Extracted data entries

____________________

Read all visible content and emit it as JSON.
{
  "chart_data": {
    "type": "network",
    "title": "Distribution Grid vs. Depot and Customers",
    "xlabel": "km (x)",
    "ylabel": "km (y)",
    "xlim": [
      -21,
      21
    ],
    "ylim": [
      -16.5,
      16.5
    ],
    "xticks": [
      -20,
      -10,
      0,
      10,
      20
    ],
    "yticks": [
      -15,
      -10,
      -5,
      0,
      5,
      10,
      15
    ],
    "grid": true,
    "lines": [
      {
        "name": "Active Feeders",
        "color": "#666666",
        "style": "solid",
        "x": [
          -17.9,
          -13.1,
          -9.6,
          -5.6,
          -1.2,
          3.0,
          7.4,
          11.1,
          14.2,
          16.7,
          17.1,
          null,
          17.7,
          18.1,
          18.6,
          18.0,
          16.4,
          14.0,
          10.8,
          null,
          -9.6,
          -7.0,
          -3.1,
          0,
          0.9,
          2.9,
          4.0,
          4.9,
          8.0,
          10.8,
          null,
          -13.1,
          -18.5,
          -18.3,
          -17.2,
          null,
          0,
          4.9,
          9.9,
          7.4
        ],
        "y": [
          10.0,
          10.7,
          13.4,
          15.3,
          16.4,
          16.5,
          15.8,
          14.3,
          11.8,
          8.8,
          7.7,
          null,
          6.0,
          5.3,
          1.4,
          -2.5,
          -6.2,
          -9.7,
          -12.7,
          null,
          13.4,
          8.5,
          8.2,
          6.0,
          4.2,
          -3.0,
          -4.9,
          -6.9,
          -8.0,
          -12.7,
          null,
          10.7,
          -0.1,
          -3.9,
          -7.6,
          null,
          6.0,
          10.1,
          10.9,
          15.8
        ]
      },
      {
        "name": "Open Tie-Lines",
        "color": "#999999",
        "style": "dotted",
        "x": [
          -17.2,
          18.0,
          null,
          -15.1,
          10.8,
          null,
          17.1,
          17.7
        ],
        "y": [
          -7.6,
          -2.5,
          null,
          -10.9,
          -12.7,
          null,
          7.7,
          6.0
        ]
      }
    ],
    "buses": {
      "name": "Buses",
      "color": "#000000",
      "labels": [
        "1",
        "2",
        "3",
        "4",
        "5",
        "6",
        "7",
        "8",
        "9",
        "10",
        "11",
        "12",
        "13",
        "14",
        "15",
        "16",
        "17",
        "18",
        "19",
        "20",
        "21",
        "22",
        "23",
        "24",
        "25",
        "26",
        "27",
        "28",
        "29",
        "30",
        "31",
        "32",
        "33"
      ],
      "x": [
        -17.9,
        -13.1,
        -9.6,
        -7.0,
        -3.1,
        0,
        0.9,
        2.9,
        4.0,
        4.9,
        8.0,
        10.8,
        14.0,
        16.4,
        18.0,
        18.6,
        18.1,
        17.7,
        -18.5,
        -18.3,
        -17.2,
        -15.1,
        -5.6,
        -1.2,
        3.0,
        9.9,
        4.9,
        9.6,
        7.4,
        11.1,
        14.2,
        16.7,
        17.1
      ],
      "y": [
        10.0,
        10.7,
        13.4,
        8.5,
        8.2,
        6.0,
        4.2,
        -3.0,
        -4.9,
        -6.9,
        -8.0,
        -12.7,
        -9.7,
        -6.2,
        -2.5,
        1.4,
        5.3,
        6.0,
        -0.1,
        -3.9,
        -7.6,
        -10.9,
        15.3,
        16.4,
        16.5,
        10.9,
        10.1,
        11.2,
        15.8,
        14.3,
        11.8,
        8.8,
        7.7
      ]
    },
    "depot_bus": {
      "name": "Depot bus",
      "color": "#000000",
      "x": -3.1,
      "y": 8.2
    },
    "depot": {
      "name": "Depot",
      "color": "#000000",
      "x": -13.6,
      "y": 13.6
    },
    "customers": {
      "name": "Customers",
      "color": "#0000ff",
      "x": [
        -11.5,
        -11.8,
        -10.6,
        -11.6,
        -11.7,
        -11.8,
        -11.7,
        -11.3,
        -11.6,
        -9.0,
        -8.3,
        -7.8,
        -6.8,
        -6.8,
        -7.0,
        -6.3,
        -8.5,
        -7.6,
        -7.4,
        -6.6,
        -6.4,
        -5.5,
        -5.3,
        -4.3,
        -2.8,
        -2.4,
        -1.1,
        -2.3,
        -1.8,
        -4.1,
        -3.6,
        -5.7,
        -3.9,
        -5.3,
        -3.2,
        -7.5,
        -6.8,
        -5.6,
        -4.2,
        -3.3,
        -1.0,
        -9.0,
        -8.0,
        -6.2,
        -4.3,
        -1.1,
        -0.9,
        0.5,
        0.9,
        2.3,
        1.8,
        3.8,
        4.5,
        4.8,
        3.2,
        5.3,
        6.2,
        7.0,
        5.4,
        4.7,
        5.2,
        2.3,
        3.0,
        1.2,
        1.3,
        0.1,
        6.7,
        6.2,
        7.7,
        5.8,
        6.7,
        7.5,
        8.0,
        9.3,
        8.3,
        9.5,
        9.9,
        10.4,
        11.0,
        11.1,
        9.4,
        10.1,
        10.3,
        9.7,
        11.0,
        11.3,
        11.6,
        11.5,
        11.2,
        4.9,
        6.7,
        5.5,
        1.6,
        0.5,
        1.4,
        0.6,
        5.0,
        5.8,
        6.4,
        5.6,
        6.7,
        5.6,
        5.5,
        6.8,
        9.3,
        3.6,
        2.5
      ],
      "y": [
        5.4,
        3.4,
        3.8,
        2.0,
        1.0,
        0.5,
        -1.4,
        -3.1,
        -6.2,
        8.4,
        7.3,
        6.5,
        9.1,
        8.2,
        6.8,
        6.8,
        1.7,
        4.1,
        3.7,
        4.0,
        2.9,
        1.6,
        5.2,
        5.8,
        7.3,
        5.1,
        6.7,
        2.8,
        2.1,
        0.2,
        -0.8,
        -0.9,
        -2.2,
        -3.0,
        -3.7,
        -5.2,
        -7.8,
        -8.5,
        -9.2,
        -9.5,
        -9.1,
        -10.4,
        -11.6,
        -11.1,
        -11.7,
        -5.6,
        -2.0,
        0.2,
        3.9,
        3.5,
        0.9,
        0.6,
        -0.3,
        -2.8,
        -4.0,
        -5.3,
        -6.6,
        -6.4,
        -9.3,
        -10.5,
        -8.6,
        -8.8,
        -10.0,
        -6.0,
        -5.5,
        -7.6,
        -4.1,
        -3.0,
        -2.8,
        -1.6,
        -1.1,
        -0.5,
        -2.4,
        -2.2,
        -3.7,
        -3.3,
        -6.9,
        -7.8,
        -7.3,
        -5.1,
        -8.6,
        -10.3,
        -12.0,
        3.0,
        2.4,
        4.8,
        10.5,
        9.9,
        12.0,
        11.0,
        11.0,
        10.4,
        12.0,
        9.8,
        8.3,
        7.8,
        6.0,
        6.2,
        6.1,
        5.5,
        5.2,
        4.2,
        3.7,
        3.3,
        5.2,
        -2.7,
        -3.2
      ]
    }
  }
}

____________________

> **WRITTEN TASK**
Would you reproduce the material above in full, exactly as given?

> **WRITTEN ANSWER**
Read all visible content and emit it as JSON.
{
  "chart_data": {
    "type": "network",
    "title": "Distribution Grid vs. Depot and Customers",
    "xlabel": "km (x)",
    "ylabel": "km (y)",
    "xlim": [
      -21,
      21
    ],
    "ylim": [
      -16.5,
      16.5
    ],
    "xticks": [
      -20,
      -10,
      0,
      10,
      20
    ],
    "yticks": [
      -15,
      -10,
      -5,
      0,
      5,
      10,
      15
    ],
    "grid": true,
    "lines": [
      {
        "name": "Active Feeders",
        "color": "#666666",
        "style": "solid",
        "x": [
          -17.9,
          -13.1,
          -9.6,
          -5.6,
          -1.2,
          3.0,
          7.4,
          11.1,
          14.2,
          16.7,
          17.1,
          null,
          17.7,
          18.1,
          18.6,
          18.0,
          16.4,
          14.0,
          10.8,
          null,
          -9.6,
          -7.0,
          -3.1,
          0,
          0.9,
          2.9,
          4.0,
          4.9,
          8.0,
          10.8,
          null,
          -13.1,
          -18.5,
          -18.3,
          -17.2,
          null,
          0,
          4.9,
          9.9,
          7.4
        ],
        "y": [
          10.0,
          10.7,
          13.4,
          15.3,
          16.4,
          16.5,
          15.8,
          14.3,
          11.8,
          8.8,
          7.7,
          null,
          6.0,
          5.3,
          1.4,
          -2.5,
          -6.2,
          -9.7,
          -12.7,
          null,
          13.4,
          8.5,
          8.2,
          6.0,
          4.2,
          -3.0,
          -4.9,
          -6.9,
          -8.0,
          -12.7,
          null,
          10.7,
          -0.1,
          -3.9,
          -7.6,
          null,
          6.0,
          10.1,
          10.9,
          15.8
        ]
      },
      {
        "name": "Open Tie-Lines",
        "color": "#999999",
        "style": "dotted",
        "x": [
          -17.2,
          18.0,
          null,
          -15.1,
          10.8,
          null,
          17.1,
          17.7
        ],
        "y": [
          -7.6,
          -2.5,
          null,
          -10.9,
          -12.7,
          null,
          7.7,
          6.0
        ]
      }
    ],
    "buses": {
      "name": "Buses",
      "color": "#000000",
      "labels": [
        "1",
        "2",
        "3",
        "4",
        "5",
        "6",
        "7",
        "8",
        "9",
        "10",
        "11",
        "12",
        "13",
        "14",
        "15",
        "16",
        "17",
        "18",
        "19",
        "20",
        "21",
        "22",
        "23",
        "24",
        "25",
        "26",
        "27",
        "28",
        "29",
        "30",
        "31",
        "32",
        "33"
      ],
      "x": [
        -17.9,
        -13.1,
        -9.6,
        -7.0,
        -3.1,
        0,
        0.9,
        2.9,
        4.0,
        4.9,
        8.0,
        10.8,
        14.0,
        16.4,
        18.0,
        18.6,
        18.1,
        17.7,
        -18.5,
        -18.3,
        -17.2,
        -15.1,
        -5.6,
        -1.2,
        3.0,
        9.9,
        4.9,
        9.6,
        7.4,
        11.1,
        14.2,
        16.7,
        17.1
      ],
      "y": [
        10.0,
        10.7,
        13.4,
        8.5,
        8.2,
        6.0,
        4.2,
        -3.0,
        -4.9,
        -6.9,
        -8.0,
        -12.7,
        -9.7,
        -6.2,
        -2.5,
        1.4,
        5.3,
        6.0,
        -0.1,
        -3.9,
        -7.6,
        -10.9,
        15.3,
        16.4,
        16.5,
        10.9,
        10.1,
        11.2,
        15.8,
        14.3,
        11.8,
        8.8,
        7.7
      ]
    },
    "depot_bus": {
      "name": "Depot bus",
      "color": "#000000",
      "x": -3.1,
      "y": 8.2
    },
    "depot": {
      "name": "Depot",
      "color": "#000000",
      "x": -13.6,
      "y": 13.6
    },
    "customers": {
      "name": "Customers",
      "color": "#0000ff",
      "x": [
        -11.5,
        -11.8,
        -10.6,
        -11.6,
        -11.7,
        -11.8,
        -11.7,
        -11.3,
        -11.6,
        -9.0,
        -8.3,
        -7.8,
        -6.8,
        -6.8,
        -7.0,
        -6.3,
        -8.5,
        -7.6,
        -7.4,
        -6.6,
        -6.4,
        -5.5,
        -5.3,
        -4.3,
        -2.8,
        -2.4,
        -1.1,
        -2.3,
        -1.8,
        -4.1,
        -3.6,
        -5.7,
        -3.9,
        -5.3,
        -3.2,
        -7.5,
        -6.8,
        -5.6,
        -4.2,
        -3.3,
        -1.0,
        -9.0,
        -8.0,
        -6.2,
        -4.3,
        -1.1,
        -0.9,
        0.5,
        0.9,
        2.3,
        1.8,
        3.8,
        4.5,
        4.8,
        3.2,
        5.3,
        6.2,
        7.0,
        5.4,
        4.7,
        5.2,
        2.3,
        3.0,
        1.2,
        1.3,
        0.1,
        6.7,
        6.2,
        7.7,
        5.8,
        6.7,
        7.5,
        8.0,
        9.3,
        8.3,
        9.5,
        9.9,
        10.4,
        11.0,
        11.1,
        9.4,
        10.1,
        10.3,
        9.7,
        11.0,
        11.3,
        11.6,
        11.5,
        11.2,
        4.9,
        6.7,
        5.5,
        1.6,
        0.5,
        1.4,
        0.6,
        5.0,
        5.8,
        6.4,
        5.6,
        6.7,
        5.6,
        5.5,
        6.8,
        9.3,
        3.6,
        2.5
      ],
      "y": [
        5.4,
        3.4,
        3.8,
        2.0,
        1.0,
        0.5,
        -1.4,
        -3.1,
        -6.2,
        8.4,
        7.3,
        6.5,
        9.1,
        8.2,
        6.8,
        6.8,
        1.7,
        4.1,
        3.7,
        4.0,
        2.9,
        1.6,
        5.2,
        5.8,
        7.3,
        5.1,
        6.7,
        2.8,
        2.1,
        0.2,
        -0.8,
        -0.9,
        -2.2,
        -3.0,
        -3.7,
        -5.2,
        -7.8,
        -8.5,
        -9.2,
        -9.5,
        -9.1,
        -10.4,
        -11.6,
        -11.1,
        -11.7,
        -5.6,
        -2.0,
        0.2,
        3.9,
        3.5,
        0.9,
        0.6,
        -0.3,
        -2.8,
        -4.0,
        -5.3,
        -6.6,
        -6.4,
        -9.3,
        -10.5,
        -8.6,
        -8.8,
        -10.0,
        -6.0,
        -5.5,
        -7.6,
        -4.1,
        -3.0,
        -2.8,
        -1.6,
        -1.1,
        -0.5,
        -2.4,
        -2.2,
        -3.7,
        -3.3,
        -6.9,
        -7.8,
        -7.3,
        -5.1,
        -8.6,
        -10.3,
        -12.0,
        3.0,
        2.4,
        4.8,
        10.5,
        9.9,
        12.0,
        11.0,
        11.0,
        10.4,
        12.0,
        9.8,
        8.3,
        7.8,
        6.0,
        6.2,
        6.1,
        5.5,
        5.2,
        4.2,
        3.7,
        3.3,
        5.2,
        -2.7,
        -3.2
      ]
    }
  }
}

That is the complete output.